Wherever a line below holds the word "title", copy that line.
Begin
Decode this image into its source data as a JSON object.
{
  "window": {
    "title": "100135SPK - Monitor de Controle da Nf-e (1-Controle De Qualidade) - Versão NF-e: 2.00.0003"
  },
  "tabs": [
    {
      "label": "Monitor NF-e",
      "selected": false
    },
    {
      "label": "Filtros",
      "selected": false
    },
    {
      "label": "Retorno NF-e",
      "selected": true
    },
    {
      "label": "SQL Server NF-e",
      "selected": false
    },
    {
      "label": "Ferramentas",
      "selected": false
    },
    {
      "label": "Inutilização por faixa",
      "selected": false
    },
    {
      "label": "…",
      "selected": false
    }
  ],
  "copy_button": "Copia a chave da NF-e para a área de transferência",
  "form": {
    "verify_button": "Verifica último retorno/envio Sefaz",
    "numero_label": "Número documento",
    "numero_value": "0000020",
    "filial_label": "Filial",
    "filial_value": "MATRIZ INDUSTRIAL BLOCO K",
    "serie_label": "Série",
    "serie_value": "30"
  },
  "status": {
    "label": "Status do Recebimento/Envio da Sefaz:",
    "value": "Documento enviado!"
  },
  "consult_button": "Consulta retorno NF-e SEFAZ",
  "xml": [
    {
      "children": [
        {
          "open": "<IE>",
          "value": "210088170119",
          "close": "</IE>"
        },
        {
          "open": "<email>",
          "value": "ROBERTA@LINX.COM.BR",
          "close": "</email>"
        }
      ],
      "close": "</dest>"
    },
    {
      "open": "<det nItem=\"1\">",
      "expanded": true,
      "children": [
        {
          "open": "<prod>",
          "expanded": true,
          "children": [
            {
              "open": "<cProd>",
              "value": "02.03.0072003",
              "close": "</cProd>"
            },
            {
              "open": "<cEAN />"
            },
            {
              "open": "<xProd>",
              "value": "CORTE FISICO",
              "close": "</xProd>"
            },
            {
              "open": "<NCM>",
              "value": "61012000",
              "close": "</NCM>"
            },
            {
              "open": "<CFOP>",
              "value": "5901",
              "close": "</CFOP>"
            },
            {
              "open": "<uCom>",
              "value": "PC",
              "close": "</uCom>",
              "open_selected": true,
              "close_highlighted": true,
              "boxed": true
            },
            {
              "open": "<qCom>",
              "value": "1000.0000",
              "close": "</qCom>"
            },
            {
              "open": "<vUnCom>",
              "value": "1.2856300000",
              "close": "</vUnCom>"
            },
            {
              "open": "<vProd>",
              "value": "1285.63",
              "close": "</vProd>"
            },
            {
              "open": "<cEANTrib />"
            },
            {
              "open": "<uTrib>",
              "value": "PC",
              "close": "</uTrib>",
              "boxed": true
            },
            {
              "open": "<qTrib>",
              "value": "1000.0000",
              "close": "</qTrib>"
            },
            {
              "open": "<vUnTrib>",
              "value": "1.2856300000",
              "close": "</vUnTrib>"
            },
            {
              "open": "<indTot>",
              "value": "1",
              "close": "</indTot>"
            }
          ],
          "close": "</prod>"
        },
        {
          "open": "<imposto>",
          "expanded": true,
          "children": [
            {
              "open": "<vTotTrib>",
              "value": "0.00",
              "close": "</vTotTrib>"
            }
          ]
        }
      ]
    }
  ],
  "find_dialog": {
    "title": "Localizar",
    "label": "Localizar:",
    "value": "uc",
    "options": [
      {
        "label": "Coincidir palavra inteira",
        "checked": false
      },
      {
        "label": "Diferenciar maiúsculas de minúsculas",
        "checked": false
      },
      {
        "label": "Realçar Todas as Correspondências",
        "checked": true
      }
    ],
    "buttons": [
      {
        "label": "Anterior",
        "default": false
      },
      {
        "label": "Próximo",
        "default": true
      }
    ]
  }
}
End
> _THE SOLUTION_:
    "title": "100135SPK - Monitor de Controle da Nf-e (1-Controle De Qualidade) - Versão NF-e: 2.00.0003"
    "title": "Localizar",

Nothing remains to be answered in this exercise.